Problem details.
Output every line below exactly.

Dataset records:
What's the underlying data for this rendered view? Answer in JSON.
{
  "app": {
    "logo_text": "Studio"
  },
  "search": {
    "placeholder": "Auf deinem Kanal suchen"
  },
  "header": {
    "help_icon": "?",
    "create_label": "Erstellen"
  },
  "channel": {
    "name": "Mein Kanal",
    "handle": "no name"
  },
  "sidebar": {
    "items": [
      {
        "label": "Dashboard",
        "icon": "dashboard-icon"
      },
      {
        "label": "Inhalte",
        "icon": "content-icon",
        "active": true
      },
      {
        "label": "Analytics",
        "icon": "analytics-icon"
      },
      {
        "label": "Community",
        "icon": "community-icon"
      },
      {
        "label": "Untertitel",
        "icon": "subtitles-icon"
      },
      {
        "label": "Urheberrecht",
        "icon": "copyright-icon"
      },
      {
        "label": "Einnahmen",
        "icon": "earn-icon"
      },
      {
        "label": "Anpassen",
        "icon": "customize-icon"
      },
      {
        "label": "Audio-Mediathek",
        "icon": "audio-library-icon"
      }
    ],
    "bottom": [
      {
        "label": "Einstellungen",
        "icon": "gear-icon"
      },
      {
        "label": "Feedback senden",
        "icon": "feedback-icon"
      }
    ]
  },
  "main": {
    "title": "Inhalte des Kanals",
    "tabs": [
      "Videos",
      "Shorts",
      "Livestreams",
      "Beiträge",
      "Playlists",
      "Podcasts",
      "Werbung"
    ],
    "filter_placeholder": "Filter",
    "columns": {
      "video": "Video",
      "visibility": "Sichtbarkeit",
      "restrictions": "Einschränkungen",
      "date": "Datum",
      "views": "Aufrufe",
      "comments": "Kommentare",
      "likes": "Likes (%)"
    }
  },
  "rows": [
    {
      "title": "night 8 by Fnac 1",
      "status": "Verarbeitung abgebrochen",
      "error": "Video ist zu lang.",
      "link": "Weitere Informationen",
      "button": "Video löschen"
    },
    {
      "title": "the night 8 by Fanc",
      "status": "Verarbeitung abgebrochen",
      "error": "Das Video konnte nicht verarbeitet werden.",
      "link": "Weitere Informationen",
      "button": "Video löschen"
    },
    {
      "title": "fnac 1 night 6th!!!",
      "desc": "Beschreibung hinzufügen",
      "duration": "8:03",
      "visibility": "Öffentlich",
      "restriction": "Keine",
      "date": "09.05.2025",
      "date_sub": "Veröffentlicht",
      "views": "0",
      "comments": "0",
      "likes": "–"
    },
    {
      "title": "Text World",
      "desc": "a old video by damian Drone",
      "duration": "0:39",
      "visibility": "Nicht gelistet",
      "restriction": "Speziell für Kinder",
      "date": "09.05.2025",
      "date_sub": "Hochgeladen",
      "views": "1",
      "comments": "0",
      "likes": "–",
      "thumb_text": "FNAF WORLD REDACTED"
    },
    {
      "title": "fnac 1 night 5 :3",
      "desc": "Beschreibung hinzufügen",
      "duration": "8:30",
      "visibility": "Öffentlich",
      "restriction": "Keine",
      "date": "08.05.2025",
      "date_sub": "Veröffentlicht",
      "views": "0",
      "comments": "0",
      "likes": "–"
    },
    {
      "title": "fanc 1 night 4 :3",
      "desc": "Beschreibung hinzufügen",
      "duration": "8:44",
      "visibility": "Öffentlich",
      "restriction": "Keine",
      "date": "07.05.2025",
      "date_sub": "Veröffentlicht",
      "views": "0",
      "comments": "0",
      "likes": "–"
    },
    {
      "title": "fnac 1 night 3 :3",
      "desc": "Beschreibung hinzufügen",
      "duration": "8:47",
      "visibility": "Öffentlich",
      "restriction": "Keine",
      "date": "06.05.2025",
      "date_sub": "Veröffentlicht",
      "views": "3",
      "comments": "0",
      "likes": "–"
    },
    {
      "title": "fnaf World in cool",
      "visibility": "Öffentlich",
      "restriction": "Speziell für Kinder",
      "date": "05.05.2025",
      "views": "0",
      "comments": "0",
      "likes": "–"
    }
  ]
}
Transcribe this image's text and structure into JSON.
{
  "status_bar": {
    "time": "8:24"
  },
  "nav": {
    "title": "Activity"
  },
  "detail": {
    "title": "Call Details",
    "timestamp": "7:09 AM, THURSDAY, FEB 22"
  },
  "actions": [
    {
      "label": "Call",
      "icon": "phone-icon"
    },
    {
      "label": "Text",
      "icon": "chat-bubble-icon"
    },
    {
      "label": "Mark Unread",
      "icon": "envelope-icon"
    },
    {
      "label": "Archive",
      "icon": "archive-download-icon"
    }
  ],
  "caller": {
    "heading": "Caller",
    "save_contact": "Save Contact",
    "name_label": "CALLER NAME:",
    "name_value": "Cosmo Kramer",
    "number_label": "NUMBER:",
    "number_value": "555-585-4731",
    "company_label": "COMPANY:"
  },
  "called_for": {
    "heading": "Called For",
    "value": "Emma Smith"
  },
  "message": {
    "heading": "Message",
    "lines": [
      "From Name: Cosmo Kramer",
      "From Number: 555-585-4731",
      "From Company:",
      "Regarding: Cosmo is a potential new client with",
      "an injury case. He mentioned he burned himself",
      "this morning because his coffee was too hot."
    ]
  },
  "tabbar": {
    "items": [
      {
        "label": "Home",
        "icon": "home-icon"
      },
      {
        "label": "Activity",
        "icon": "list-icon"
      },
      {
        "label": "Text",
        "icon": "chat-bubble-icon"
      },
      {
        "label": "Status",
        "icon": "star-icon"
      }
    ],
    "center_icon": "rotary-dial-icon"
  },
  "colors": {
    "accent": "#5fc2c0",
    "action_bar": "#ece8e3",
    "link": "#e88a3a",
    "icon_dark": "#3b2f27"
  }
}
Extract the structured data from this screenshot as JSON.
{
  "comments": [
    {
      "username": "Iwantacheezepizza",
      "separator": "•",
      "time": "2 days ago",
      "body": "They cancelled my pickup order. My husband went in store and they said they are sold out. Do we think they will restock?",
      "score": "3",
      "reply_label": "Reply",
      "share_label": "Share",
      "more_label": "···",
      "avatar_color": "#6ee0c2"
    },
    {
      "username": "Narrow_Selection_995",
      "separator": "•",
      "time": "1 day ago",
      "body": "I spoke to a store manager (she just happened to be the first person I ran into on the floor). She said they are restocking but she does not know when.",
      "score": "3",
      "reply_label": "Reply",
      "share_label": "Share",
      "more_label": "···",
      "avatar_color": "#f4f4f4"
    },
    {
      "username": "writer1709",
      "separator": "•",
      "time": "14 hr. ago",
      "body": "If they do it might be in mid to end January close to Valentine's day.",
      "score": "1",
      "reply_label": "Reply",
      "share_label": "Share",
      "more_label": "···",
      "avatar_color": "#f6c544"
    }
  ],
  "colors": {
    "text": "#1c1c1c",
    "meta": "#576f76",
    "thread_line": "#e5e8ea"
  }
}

Reply.
What's the underlying data for this rendered view? Answer in JSON.
{
  "app": {
    "logo_text": "Studio"
  },
  "search": {
    "placeholder": "Auf deinem Kanal suchen"
  },
  "header": {
    "help_icon": "?",
    "create_label": "Erstellen"
  },
  "channel": {
    "name": "Mein Kanal",
    "handle": "no name"
  },
  "sidebar": {
    "items": [
      {
        "label": "Dashboard",
        "icon": "dashboard-icon"
      },
      {
        "label": "Inhalte",
        "icon": "content-icon",
        "active": true
      },
      {
        "label": "Analytics",
        "icon": "analytics-icon"
      },
      {
        "label": "Community",
        "icon": "community-icon"
      },
      {
        "label": "Untertitel",
        "icon": "subtitles-icon"
      },
      {
        "label": "Urheberrecht",
        "icon": "copyright-icon"
      },
      {
        "label": "Einnahmen",
        "icon": "earn-icon"
      },
      {
        "label": "Anpassen",
        "icon": "customize-icon"
      },
      {
        "label": "Audio-Mediathek",
        "icon": "audio-library-icon"
      }
    ],
    "bottom": [
      {
        "label": "Einstellungen",
        "icon": "gear-icon"
      },
      {
        "label": "Feedback senden",
        "icon": "feedback-icon"
      }
    ]
  },
  "main": {
    "title": "Inhalte des Kanals",
    "tabs": [
      "Videos",
      "Shorts",
      "Livestreams",
      "Beiträge",
      "Playlists",
      "Podcasts",
      "Werbung"
    ],
    "filter_placeholder": "Filter",
    "columns": {
      "video": "Video",
      "visibility": "Sichtbarkeit",
      "restrictions": "Einschränkungen",
      "date": "Datum",
      "views": "Aufrufe",
      "comments": "Kommentare",
      "likes": "Likes (%)"
    }
  },
  "rows": [
    {
      "title": "night 8 by Fnac 1",
      "status": "Verarbeitung abgebrochen",
      "error": "Video ist zu lang.",
      "link": "Weitere Informationen",
      "button": "Video löschen"
    },
    {
      "title": "the night 8 by Fanc",
      "status": "Verarbeitung abgebrochen",
      "error": "Das Video konnte nicht verarbeitet werden.",
      "link": "Weitere Informationen",
      "button": "Video löschen"
    },
    {
      "title": "fnac 1 night 6th!!!",
      "desc": "Beschreibung hinzufügen",
      "duration": "8:03",
      "visibility": "Öffentlich",
      "restriction": "Keine",
      "date": "09.05.2025",
      "date_sub": "Veröffentlicht",
      "views": "0",
      "comments": "0",
      "likes": "–"
    },
    {
      "title": "Text World",
      "desc": "a old video by damian Drone",
      "duration": "0:39",
      "visibility": "Nicht gelistet",
      "restriction": "Speziell für Kinder",
      "date": "09.05.2025",
      "date_sub": "Hochgeladen",
      "views": "1",
      "comments": "0",
      "likes": "–",
      "thumb_text": "FNAF WORLD REDACTED"
    },
    {
      "title": "fnac 1 night 5 :3",
      "desc": "Beschreibung hinzufügen",
      "duration": "8:30",
      "visibility": "Öffentlich",
      "restriction": "Keine",
      "date": "08.05.2025",
      "date_sub": "Veröffentlicht",
      "views": "0",
      "comments": "0",
      "likes": "–"
    },
    {
      "title": "fanc 1 night 4 :3",
      "desc": "Beschreibung hinzufügen",
      "duration": "8:44",
      "visibility": "Öffentlich",
      "restriction": "Keine",
      "date": "07.05.2025",
      "date_sub": "Veröffentlicht",
      "views": "0",
      "comments": "0",
      "likes": "–"
    },
    {
      "title": "fnac 1 night 3 :3",
      "desc": "Beschreibung hinzufügen",
      "duration": "8:47",
      "visibility": "Öffentlich",
      "restriction": "Keine",
      "date": "06.05.2025",
      "date_sub": "Veröffentlicht",
      "views": "3",
      "comments": "0",
      "likes": "–"
    },
    {
      "title": "fnaf World in cool",
      "visibility": "Öffentlich",
      "restriction": "Speziell für Kinder",
      "date": "05.05.2025",
      "views": "0",
      "comments": "0",
      "likes": "–"
    }
  ]
}
Transcribe this image's text and structure into JSON.
{
  "status_bar": {
    "time": "8:24"
  },
  "nav": {
    "title": "Activity"
  },
  "detail": {
    "title": "Call Details",
    "timestamp": "7:09 AM, THURSDAY, FEB 22"
  },
  "actions": [
    {
      "label": "Call",
      "icon": "phone-icon"
    },
    {
      "label": "Text",
      "icon": "chat-bubble-icon"
    },
    {
      "label": "Mark Unread",
      "icon": "envelope-icon"
    },
    {
      "label": "Archive",
      "icon": "archive-download-icon"
    }
  ],
  "caller": {
    "heading": "Caller",
    "save_contact": "Save Contact",
    "name_label": "CALLER NAME:",
    "name_value": "Cosmo Kramer",
    "number_label": "NUMBER:",
    "number_value": "555-585-4731",
    "company_label": "COMPANY:"
  },
  "called_for": {
    "heading": "Called For",
    "value": "Emma Smith"
  },
  "message": {
    "heading": "Message",
    "lines": [
      "From Name: Cosmo Kramer",
      "From Number: 555-585-4731",
      "From Company:",
      "Regarding: Cosmo is a potential new client with",
      "an injury case. He mentioned he burned himself",
      "this morning because his coffee was too hot."
    ]
  },
  "tabbar": {
    "items": [
      {
        "label": "Home",
        "icon": "home-icon"
      },
      {
        "label": "Activity",
        "icon": "list-icon"
      },
      {
        "label": "Text",
        "icon": "chat-bubble-icon"
      },
      {
        "label": "Status",
        "icon": "star-icon"
      }
    ],
    "center_icon": "rotary-dial-icon"
  },
  "colors": {
    "accent": "#5fc2c0",
    "action_bar": "#ece8e3",
    "link": "#e88a3a",
    "icon_dark": "#3b2f27"
  }
}
Extract the structured data from this screenshot as JSON.
{
  "comments": [
    {
      "username": "Iwantacheezepizza",
      "separator": "•",
      "time": "2 days ago",
      "body": "They cancelled my pickup order. My husband went in store and they said they are sold out. Do we think they will restock?",
      "score": "3",
      "reply_label": "Reply",
      "share_label": "Share",
      "more_label": "···",
      "avatar_color": "#6ee0c2"
    },
    {
      "username": "Narrow_Selection_995",
      "separator": "•",
      "time": "1 day ago",
      "body": "I spoke to a store manager (she just happened to be the first person I ran into on the floor). She said they are restocking but she does not know when.",
      "score": "3",
      "reply_label": "Reply",
      "share_label": "Share",
      "more_label": "···",
      "avatar_color": "#f4f4f4"
    },
    {
      "username": "writer1709",
      "separator": "•",
      "time": "14 hr. ago",
      "body": "If they do it might be in mid to end January close to Valentine's day.",
      "score": "1",
      "reply_label": "Reply",
      "share_label": "Share",
      "more_label": "···",
      "avatar_color": "#f6c544"
    }
  ],
  "colors": {
    "text": "#1c1c1c",
    "meta": "#576f76",
    "thread_line": "#e5e8ea"
  }
}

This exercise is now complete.